[INSTRUCTION] Render every line of the records below as a Markdown table with the columns Row and Line, giving each line a row number and omitting blank lines.

[INPUT RECORDS]
+ + +

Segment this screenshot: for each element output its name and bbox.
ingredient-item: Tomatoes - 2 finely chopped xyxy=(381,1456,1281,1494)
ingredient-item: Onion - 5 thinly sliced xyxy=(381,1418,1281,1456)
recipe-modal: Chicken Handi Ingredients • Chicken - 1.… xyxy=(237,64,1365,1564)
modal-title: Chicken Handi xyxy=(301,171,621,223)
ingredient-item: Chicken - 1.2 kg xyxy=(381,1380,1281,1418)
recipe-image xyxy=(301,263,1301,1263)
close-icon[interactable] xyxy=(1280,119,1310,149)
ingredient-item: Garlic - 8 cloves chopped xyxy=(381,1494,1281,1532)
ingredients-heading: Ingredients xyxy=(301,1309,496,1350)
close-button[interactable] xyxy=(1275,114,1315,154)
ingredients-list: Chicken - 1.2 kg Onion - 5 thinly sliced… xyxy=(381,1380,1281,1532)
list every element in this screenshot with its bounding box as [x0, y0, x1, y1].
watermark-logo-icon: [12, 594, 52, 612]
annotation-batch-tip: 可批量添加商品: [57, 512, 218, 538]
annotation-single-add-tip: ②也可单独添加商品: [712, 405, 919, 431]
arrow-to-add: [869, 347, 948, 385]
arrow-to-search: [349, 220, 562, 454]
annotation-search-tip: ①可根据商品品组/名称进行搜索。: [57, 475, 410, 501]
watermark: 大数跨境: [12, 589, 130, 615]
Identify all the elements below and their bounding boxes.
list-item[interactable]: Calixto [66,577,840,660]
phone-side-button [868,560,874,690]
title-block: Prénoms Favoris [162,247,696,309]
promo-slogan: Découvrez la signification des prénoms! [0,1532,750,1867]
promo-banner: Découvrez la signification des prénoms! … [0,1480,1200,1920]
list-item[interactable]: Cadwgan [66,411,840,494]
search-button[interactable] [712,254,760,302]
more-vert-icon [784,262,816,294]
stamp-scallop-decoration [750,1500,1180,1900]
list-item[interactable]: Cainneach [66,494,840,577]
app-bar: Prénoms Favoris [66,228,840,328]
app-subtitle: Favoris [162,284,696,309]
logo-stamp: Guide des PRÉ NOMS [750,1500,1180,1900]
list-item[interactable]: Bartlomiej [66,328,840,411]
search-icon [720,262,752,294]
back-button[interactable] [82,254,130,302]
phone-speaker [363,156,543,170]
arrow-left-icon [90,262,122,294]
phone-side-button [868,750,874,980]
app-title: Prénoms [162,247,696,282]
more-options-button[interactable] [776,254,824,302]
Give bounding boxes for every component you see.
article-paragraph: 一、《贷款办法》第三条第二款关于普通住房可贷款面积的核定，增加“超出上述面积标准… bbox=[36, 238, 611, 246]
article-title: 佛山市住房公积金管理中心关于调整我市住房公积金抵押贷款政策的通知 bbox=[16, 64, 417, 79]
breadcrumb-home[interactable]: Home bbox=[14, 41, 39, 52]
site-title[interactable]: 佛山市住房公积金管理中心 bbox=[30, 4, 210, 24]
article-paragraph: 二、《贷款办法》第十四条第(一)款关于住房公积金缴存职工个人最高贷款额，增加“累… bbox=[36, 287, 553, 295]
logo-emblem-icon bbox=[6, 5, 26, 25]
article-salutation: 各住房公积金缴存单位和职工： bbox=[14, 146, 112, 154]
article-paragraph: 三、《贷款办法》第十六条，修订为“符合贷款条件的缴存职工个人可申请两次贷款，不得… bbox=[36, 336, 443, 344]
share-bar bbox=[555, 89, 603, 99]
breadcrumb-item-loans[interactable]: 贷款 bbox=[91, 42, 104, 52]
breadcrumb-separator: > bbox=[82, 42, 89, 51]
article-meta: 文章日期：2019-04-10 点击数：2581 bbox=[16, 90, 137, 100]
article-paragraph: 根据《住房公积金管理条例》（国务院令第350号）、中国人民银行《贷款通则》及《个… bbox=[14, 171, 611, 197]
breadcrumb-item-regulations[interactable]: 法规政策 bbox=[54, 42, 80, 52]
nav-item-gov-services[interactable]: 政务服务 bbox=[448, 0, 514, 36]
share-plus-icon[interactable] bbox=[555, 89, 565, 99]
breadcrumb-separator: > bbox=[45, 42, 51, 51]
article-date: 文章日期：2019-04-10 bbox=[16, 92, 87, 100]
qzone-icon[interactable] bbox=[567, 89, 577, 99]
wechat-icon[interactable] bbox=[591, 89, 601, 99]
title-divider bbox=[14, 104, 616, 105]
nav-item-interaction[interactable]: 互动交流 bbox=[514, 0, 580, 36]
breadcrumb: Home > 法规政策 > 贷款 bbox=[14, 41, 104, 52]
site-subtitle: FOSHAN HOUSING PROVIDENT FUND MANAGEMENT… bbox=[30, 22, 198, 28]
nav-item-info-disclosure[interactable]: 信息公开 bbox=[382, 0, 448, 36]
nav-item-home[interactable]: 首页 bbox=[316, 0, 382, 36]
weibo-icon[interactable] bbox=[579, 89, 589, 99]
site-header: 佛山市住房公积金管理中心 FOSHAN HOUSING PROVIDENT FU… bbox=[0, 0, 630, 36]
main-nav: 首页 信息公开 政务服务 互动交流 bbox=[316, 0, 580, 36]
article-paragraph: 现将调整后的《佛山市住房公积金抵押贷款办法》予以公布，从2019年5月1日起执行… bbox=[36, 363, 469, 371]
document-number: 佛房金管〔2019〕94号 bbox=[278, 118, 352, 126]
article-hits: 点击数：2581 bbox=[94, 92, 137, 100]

+ + +

[COMPLETED TASK]
| Row | Line |
|---|---|
| 1 | Segment this screenshot: for each element output its name and bbox. |
| 2 | ingredient-item: Tomatoes - 2 finely chopped xyxy=(381,1456,1281,1494) |
| 3 | ingredient-item: Onion - 5 thinly sliced xyxy=(381,1418,1281,1456) |
| 4 | recipe-modal: Chicken Handi Ingredients • Chicken - 1.… xyxy=(237,64,1365,1564) |
| 5 | modal-title: Chicken Handi xyxy=(301,171,621,223) |
| 6 | ingredient-item: Chicken - 1.2 kg xyxy=(381,1380,1281,1418) |
| 7 | recipe-image xyxy=(301,263,1301,1263) |
| 8 | close-icon[interactable] xyxy=(1280,119,1310,149) |
| 9 | ingredient-item: Garlic - 8 cloves chopped xyxy=(381,1494,1281,1532) |
| 10 | ingredients-heading: Ingredients xyxy=(301,1309,496,1350) |
| 11 | close-button[interactable] xyxy=(1275,114,1315,154) |
| 12 | ingredients-list: Chicken - 1.2 kg Onion - 5 thinly sliced… xyxy=(381,1380,1281,1532) |
| 13 | list every element in this screenshot with its bounding box as [x0, y0, x1, y1]. |
| 14 | watermark-logo-icon: [12, 594, 52, 612] |
| 15 | annotation-batch-tip: 可批量添加商品: [57, 512, 218, 538] |
| 16 | annotation-single-add-tip: ②也可单独添加商品: [712, 405, 919, 431] |
| 17 | arrow-to-add: [869, 347, 948, 385] |
| 18 | arrow-to-search: [349, 220, 562, 454] |
| 19 | annotation-search-tip: ①可根据商品品组/名称进行搜索。: [57, 475, 410, 501] |
| 20 | watermark: 大数跨境: [12, 589, 130, 615] |
| 21 | Identify all the elements below and their bounding boxes. |
| 22 | list-item[interactable]: Calixto [66,577,840,660] |
| 23 | phone-side-button [868,560,874,690] |
| 24 | title-block: Prénoms Favoris [162,247,696,309] |
| 25 | promo-slogan: Découvrez la signification des prénoms! [0,1532,750,1867] |
| 26 | promo-banner: Découvrez la signification des prénoms! … [0,1480,1200,1920] |
| 27 | list-item[interactable]: Cadwgan [66,411,840,494] |
| 28 | search-button[interactable] [712,254,760,302] |
| 29 | more-vert-icon [784,262,816,294] |
| 30 | stamp-scallop-decoration [750,1500,1180,1900] |
| 31 | list-item[interactable]: Cainneach [66,494,840,577] |
| 32 | app-bar: Prénoms Favoris [66,228,840,328] |
| 33 | app-subtitle: Favoris [162,284,696,309] |
| 34 | logo-stamp: Guide des PRÉ NOMS [750,1500,1180,1900] |
| 35 | list-item[interactable]: Bartlomiej [66,328,840,411] |
| 36 | search-icon [720,262,752,294] |
| 37 | back-button[interactable] [82,254,130,302] |
| 38 | phone-speaker [363,156,543,170] |
| 39 | arrow-left-icon [90,262,122,294] |
| 40 | phone-side-button [868,750,874,980] |
| 41 | app-title: Prénoms [162,247,696,282] |
| 42 | more-options-button[interactable] [776,254,824,302] |
| 43 | Give bounding boxes for every component you see. |
| 44 | article-paragraph: 一、《贷款办法》第三条第二款关于普通住房可贷款面积的核定，增加“超出上述面积标准… bbox=[36, 238, 611, 246] |
| 45 | article-title: 佛山市住房公积金管理中心关于调整我市住房公积金抵押贷款政策的通知 bbox=[16, 64, 417, 79] |
| 46 | breadcrumb-home[interactable]: Home bbox=[14, 41, 39, 52] |
| 47 | site-title[interactable]: 佛山市住房公积金管理中心 bbox=[30, 4, 210, 24] |
| 48 | article-paragraph: 二、《贷款办法》第十四条第(一)款关于住房公积金缴存职工个人最高贷款额，增加“累… bbox=[36, 287, 553, 295] |
| 49 | logo-emblem-icon bbox=[6, 5, 26, 25] |
| 50 | article-salutation: 各住房公积金缴存单位和职工： bbox=[14, 146, 112, 154] |
| 51 | article-paragraph: 三、《贷款办法》第十六条，修订为“符合贷款条件的缴存职工个人可申请两次贷款，不得… bbox=[36, 336, 443, 344] |
| 52 | share-bar bbox=[555, 89, 603, 99] |
| 53 | breadcrumb-item-loans[interactable]: 贷款 bbox=[91, 42, 104, 52] |
| 54 | breadcrumb-separator: > bbox=[82, 42, 89, 51] |
| 55 | article-meta: 文章日期：2019-04-10 点击数：2581 bbox=[16, 90, 137, 100] |
| 56 | article-paragraph: 根据《住房公积金管理条例》（国务院令第350号）、中国人民银行《贷款通则》及《个… bbox=[14, 171, 611, 197] |
| 57 | breadcrumb-item-regulations[interactable]: 法规政策 bbox=[54, 42, 80, 52] |
| 58 | nav-item-gov-services[interactable]: 政务服务 bbox=[448, 0, 514, 36] |
| 59 | share-plus-icon[interactable] bbox=[555, 89, 565, 99] |
| 60 | breadcrumb-separator: > bbox=[45, 42, 51, 51] |
| 61 | article-date: 文章日期：2019-04-10 bbox=[16, 92, 87, 100] |
| 62 | qzone-icon[interactable] bbox=[567, 89, 577, 99] |
| 63 | wechat-icon[interactable] bbox=[591, 89, 601, 99] |
| 64 | title-divider bbox=[14, 104, 616, 105] |
| 65 | nav-item-interaction[interactable]: 互动交流 bbox=[514, 0, 580, 36] |
| 66 | breadcrumb: Home > 法规政策 > 贷款 bbox=[14, 41, 104, 52] |
| 67 | site-subtitle: FOSHAN HOUSING PROVIDENT FUND MANAGEMENT… bbox=[30, 22, 198, 28] |
| 68 | nav-item-info-disclosure[interactable]: 信息公开 bbox=[382, 0, 448, 36] |
| 69 | nav-item-home[interactable]: 首页 bbox=[316, 0, 382, 36] |
| 70 | weibo-icon[interactable] bbox=[579, 89, 589, 99] |
| 71 | site-header: 佛山市住房公积金管理中心 FOSHAN HOUSING PROVIDENT FU… bbox=[0, 0, 630, 36] |
| 72 | main-nav: 首页 信息公开 政务服务 互动交流 bbox=[316, 0, 580, 36] |
| 73 | article-paragraph: 现将调整后的《佛山市住房公积金抵押贷款办法》予以公布，从2019年5月1日起执行… bbox=[36, 363, 469, 371] |
| 74 | document-number: 佛房金管〔2019〕94号 bbox=[278, 118, 352, 126] |
| 75 | article-hits: 点击数：2581 bbox=[94, 92, 137, 100] |